#### INSTRUCTIONS TO FOLLOW:
Determine which lines of the records include the word "steps", and copy them.

Data records

· · · ·

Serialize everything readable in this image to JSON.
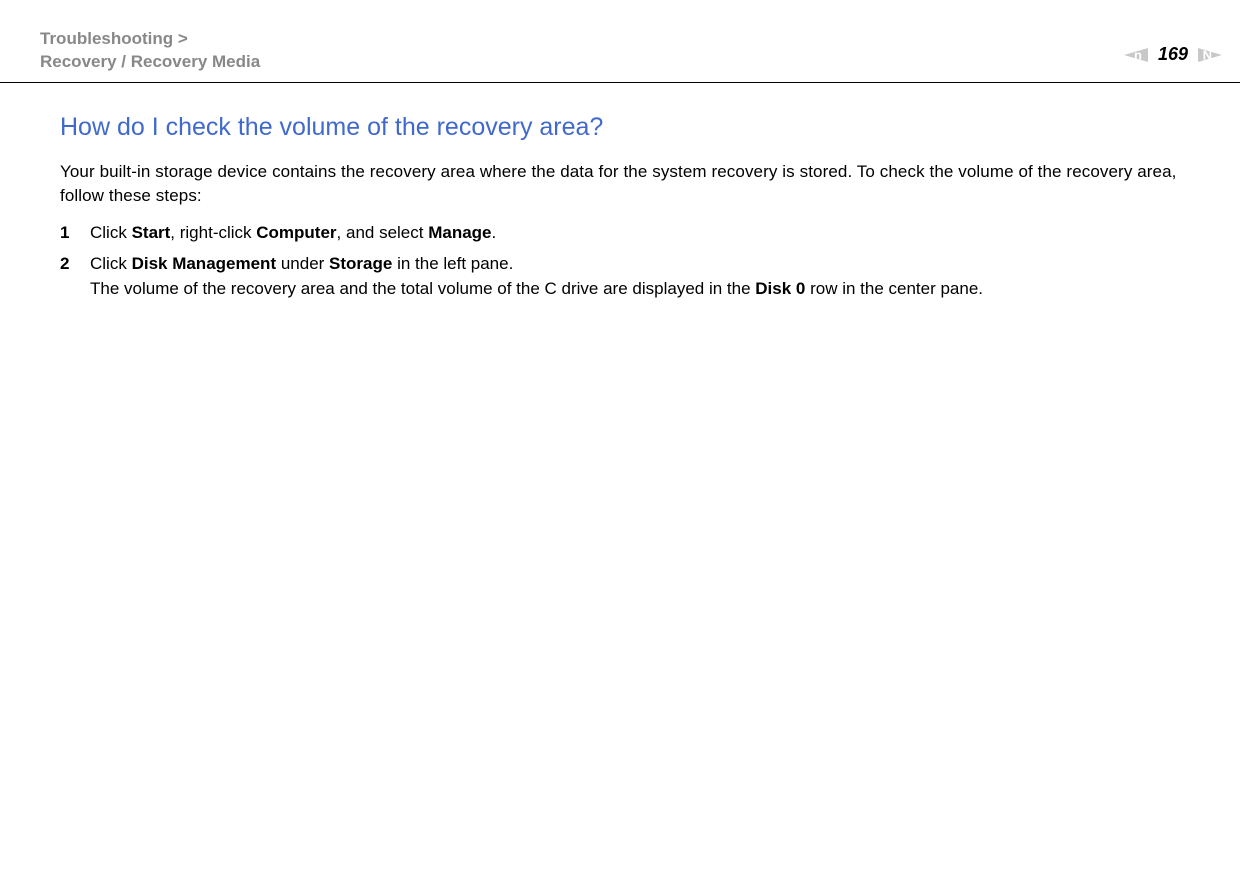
{
  "header": {
    "breadcrumb_line1": "Troubleshooting >",
    "breadcrumb_line2": "Recovery / Recovery Media",
    "page_number": "169",
    "prev_letter": "n",
    "next_letter": "N"
  },
  "content": {
    "heading": "How do I check the volume of the recovery area?",
    "intro": "Your built-in storage device contains the recovery area where the data for the system recovery is stored. To check the volume of the recovery area, follow these steps:",
    "steps": [
      {
        "num": "1",
        "p1": "Click ",
        "b1": "Start",
        "p2": ", right-click ",
        "b2": "Computer",
        "p3": ", and select ",
        "b3": "Manage",
        "p4": "."
      },
      {
        "num": "2",
        "p1": "Click ",
        "b1": "Disk Management",
        "p2": " under ",
        "b2": "Storage",
        "p3": " in the left pane.",
        "extra_p1": "The volume of the recovery area and the total volume of the C drive are displayed in the ",
        "extra_b1": "Disk 0",
        "extra_p2": " row in the center pane."
      }
    ]
  }
}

· · · ·

#### CORRECT RESPONSE:
    "intro": "Your built-in storage device contains the recovery area where the data for the system recovery is stored. To check the volume of the recovery area, follow these steps:",
    "steps": [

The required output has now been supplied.